Copy out every line in the entries below that includes "الرياض".

* * *

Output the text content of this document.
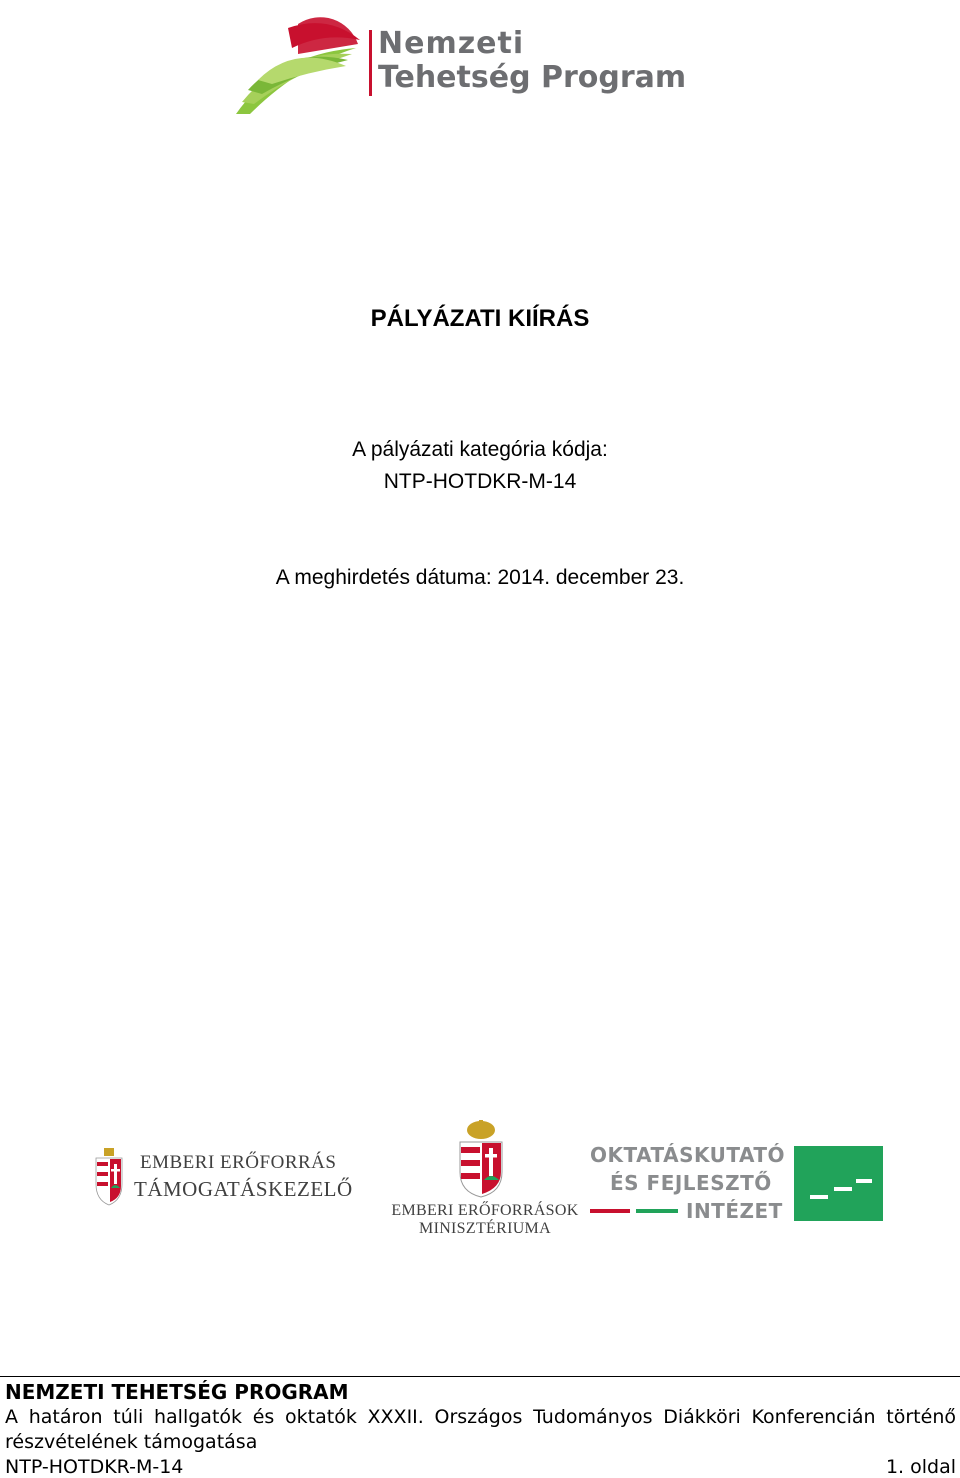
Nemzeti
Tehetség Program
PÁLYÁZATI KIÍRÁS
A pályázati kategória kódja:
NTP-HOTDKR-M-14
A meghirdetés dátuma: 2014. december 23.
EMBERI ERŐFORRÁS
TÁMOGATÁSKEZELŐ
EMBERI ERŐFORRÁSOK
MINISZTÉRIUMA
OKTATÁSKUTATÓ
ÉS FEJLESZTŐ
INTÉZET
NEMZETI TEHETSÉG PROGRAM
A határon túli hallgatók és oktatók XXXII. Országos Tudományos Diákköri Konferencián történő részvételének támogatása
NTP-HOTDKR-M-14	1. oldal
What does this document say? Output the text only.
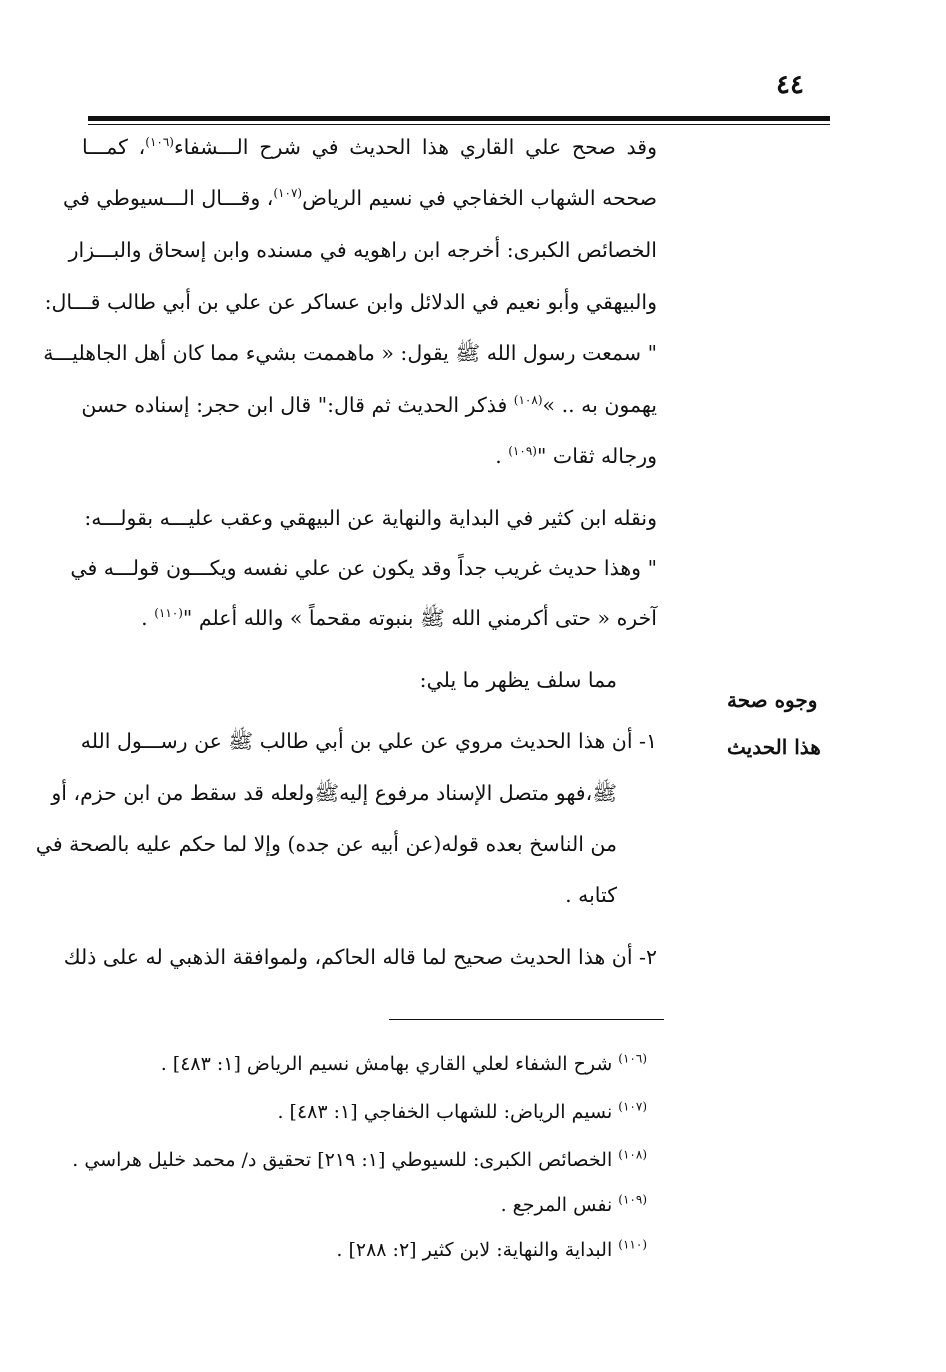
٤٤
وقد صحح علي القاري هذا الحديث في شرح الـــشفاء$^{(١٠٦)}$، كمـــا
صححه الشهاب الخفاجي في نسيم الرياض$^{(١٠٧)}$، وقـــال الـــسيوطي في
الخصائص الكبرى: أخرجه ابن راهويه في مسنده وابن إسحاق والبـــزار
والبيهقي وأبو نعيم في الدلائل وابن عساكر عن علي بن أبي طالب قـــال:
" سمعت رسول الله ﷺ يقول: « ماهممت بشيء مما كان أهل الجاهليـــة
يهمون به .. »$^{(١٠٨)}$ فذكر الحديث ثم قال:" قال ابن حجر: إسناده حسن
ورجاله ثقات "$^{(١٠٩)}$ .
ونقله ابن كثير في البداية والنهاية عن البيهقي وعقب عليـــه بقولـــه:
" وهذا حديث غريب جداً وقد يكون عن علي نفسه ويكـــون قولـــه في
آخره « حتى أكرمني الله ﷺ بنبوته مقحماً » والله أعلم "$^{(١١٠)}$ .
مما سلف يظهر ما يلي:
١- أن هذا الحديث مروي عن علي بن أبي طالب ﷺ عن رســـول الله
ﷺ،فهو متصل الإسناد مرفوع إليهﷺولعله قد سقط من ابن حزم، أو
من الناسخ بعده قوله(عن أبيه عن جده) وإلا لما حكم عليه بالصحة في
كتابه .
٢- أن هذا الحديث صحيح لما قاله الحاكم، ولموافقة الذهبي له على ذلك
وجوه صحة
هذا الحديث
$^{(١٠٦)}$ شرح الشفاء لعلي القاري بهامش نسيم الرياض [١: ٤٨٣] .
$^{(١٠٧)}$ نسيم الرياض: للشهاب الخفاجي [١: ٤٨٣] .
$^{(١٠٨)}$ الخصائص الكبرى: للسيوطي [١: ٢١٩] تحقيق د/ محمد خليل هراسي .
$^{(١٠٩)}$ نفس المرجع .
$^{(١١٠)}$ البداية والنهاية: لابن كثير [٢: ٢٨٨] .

* * *

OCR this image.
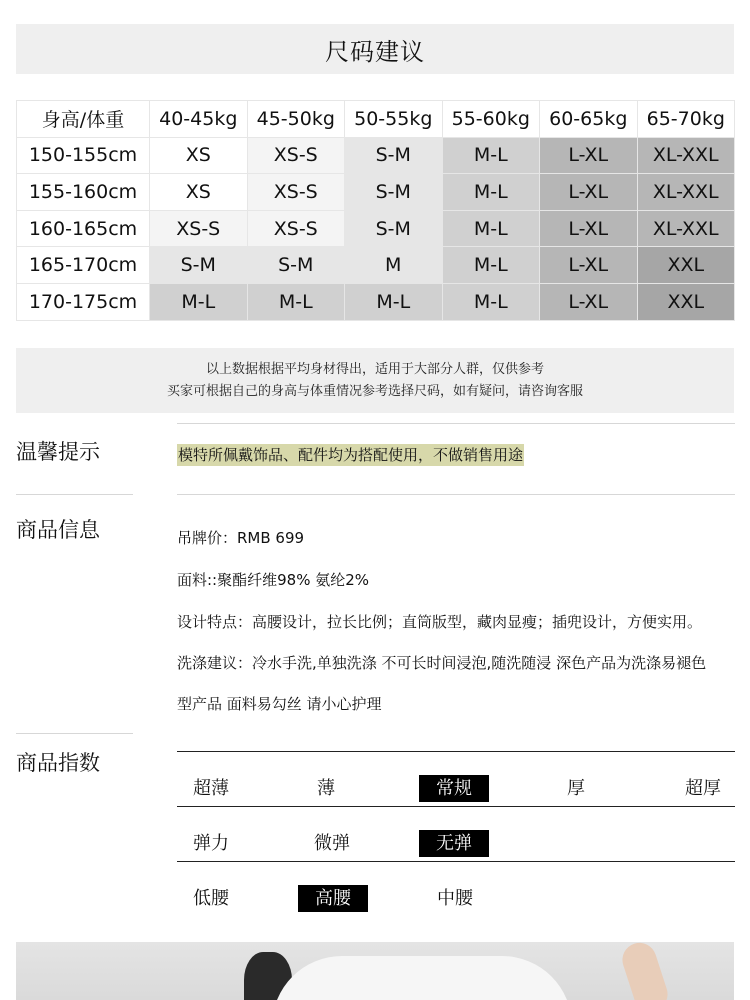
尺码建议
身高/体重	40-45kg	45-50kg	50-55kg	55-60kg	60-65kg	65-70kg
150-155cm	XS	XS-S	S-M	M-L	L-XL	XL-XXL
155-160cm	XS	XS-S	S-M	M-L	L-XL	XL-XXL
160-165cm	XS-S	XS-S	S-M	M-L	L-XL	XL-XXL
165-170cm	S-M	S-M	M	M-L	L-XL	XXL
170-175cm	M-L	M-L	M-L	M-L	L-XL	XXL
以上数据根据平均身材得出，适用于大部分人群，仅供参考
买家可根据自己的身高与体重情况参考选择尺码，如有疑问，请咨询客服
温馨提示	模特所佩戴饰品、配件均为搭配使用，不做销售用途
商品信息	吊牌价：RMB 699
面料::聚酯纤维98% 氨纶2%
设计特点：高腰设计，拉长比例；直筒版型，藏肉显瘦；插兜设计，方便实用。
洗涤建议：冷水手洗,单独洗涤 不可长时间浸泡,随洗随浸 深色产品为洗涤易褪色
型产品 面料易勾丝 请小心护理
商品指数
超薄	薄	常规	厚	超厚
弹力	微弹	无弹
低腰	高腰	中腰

* * *

*SOLUTION TO THE EXERCISE*:
صححه الشهاب الخفاجي في نسيم الرياض$^{(١٠٧)}$، وقـــال الـــسيوطي في
$^{(١٠٦)}$ شرح الشفاء لعلي القاري بهامش نسيم الرياض [١: ٤٨٣] .
$^{(١٠٧)}$ نسيم الرياض: للشهاب الخفاجي [١: ٤٨٣] .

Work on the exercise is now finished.